> **Exercise**
Look through the material below for "name". Copy every line that contains it.

--- start of Source records ---

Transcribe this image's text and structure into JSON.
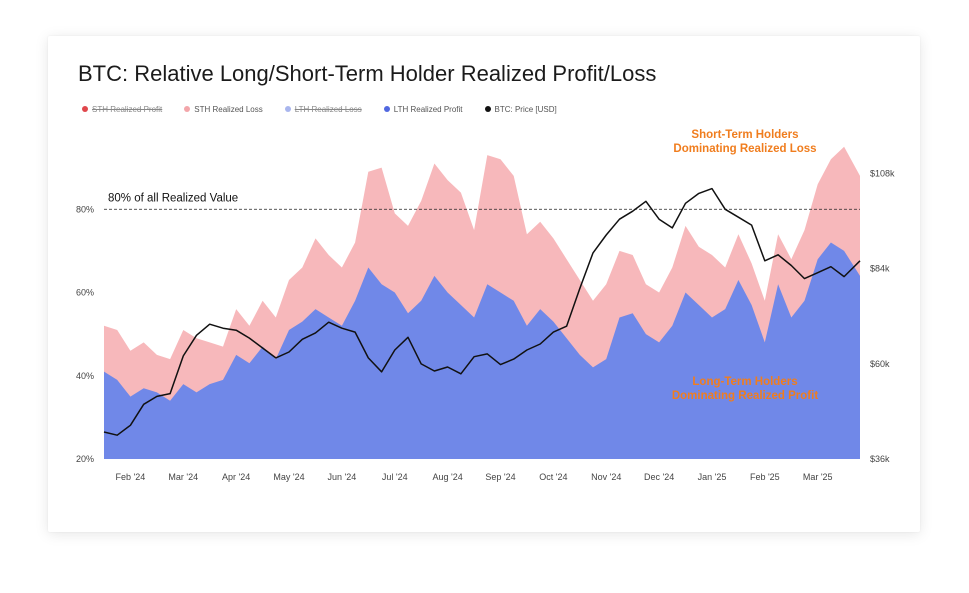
{
  "title": "BTC: Relative Long/Short-Term Holder Realized Profit/Loss",
  "legend": [
    {
      "label": "STH Realized Profit",
      "color": "#e0474c",
      "struck": true
    },
    {
      "label": "STH Realized Loss",
      "color": "#f3a6aa",
      "struck": false
    },
    {
      "label": "LTH Realized Loss",
      "color": "#a9b6ee",
      "struck": true
    },
    {
      "label": "LTH Realized Profit",
      "color": "#5168e0",
      "struck": false
    },
    {
      "label": "BTC: Price [USD]",
      "color": "#111111",
      "struck": false
    }
  ],
  "annotations": {
    "threshold_label": "80% of all Realized Value",
    "sth_label_line1": "Short-Term Holders",
    "sth_label_line2": "Dominating Realized Loss",
    "lth_label_line1": "Long-Term Holders",
    "lth_label_line2": "Dominating Realized Profit"
  },
  "colors": {
    "sth_loss": "#f7b8bb",
    "lth_profit": "#7088e8",
    "price": "#111111",
    "annotation": "#f07d1e"
  },
  "chart_data": {
    "type": "area",
    "x_ticks": [
      "Feb '24",
      "Mar '24",
      "Apr '24",
      "May '24",
      "Jun '24",
      "Jul '24",
      "Aug '24",
      "Sep '24",
      "Oct '24",
      "Nov '24",
      "Dec '24",
      "Jan '25",
      "Feb '25",
      "Mar '25"
    ],
    "y_left_ticks": [
      "20%",
      "40%",
      "60%",
      "80%"
    ],
    "y_left_range": [
      20,
      100
    ],
    "y_right_ticks": [
      "$36k",
      "$60k",
      "$84k",
      "$108k"
    ],
    "y_right_range": [
      36000,
      120000
    ],
    "threshold": 80,
    "x_range": [
      0,
      14.3
    ],
    "x": [
      0,
      0.25,
      0.5,
      0.75,
      1,
      1.25,
      1.5,
      1.75,
      2,
      2.25,
      2.5,
      2.75,
      3,
      3.25,
      3.5,
      3.75,
      4,
      4.25,
      4.5,
      4.75,
      5,
      5.25,
      5.5,
      5.75,
      6,
      6.25,
      6.5,
      6.75,
      7,
      7.25,
      7.5,
      7.75,
      8,
      8.25,
      8.5,
      8.75,
      9,
      9.25,
      9.5,
      9.75,
      10,
      10.25,
      10.5,
      10.75,
      11,
      11.25,
      11.5,
      11.75,
      12,
      12.25,
      12.5,
      12.75,
      13,
      13.25,
      13.5,
      13.75,
      14,
      14.3
    ],
    "series": [
      {
        "name": "STH Realized Loss",
        "values": [
          52,
          51,
          46,
          48,
          45,
          44,
          51,
          49,
          48,
          47,
          56,
          52,
          58,
          54,
          63,
          66,
          73,
          69,
          66,
          72,
          89,
          90,
          79,
          76,
          82,
          91,
          87,
          84,
          75,
          93,
          92,
          88,
          74,
          77,
          73,
          68,
          63,
          58,
          62,
          70,
          69,
          62,
          60,
          66,
          76,
          71,
          69,
          66,
          74,
          67,
          58,
          74,
          68,
          75,
          86,
          92,
          95,
          88
        ]
      },
      {
        "name": "LTH Realized Profit",
        "values": [
          41,
          39,
          35,
          37,
          36,
          34,
          38,
          36,
          38,
          39,
          45,
          43,
          47,
          44,
          51,
          53,
          56,
          54,
          52,
          58,
          66,
          62,
          60,
          55,
          58,
          64,
          60,
          57,
          54,
          62,
          60,
          58,
          52,
          56,
          53,
          49,
          45,
          42,
          44,
          54,
          55,
          50,
          48,
          52,
          60,
          57,
          54,
          56,
          63,
          57,
          48,
          62,
          54,
          58,
          68,
          72,
          70,
          64
        ]
      },
      {
        "name": "BTC: Price [USD]",
        "values": [
          42800,
          42000,
          44500,
          49800,
          51800,
          52500,
          62000,
          67200,
          70000,
          69000,
          68500,
          66500,
          64000,
          61500,
          63000,
          66200,
          67800,
          70500,
          69000,
          68000,
          61500,
          58000,
          63500,
          66700,
          60000,
          58200,
          59200,
          57500,
          61800,
          62500,
          59800,
          61200,
          63500,
          65000,
          68000,
          69500,
          79000,
          88000,
          92500,
          96500,
          98500,
          101000,
          96500,
          94300,
          100500,
          103000,
          104200,
          99000,
          97000,
          95000,
          86000,
          87500,
          84800,
          81500,
          83000,
          84500,
          82000,
          86000
        ]
      }
    ]
  }
}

--- end of Source records ---

> **Output**
        "name": "STH Realized Loss",
        "name": "LTH Realized Profit",
        "name": "BTC: Price [USD]",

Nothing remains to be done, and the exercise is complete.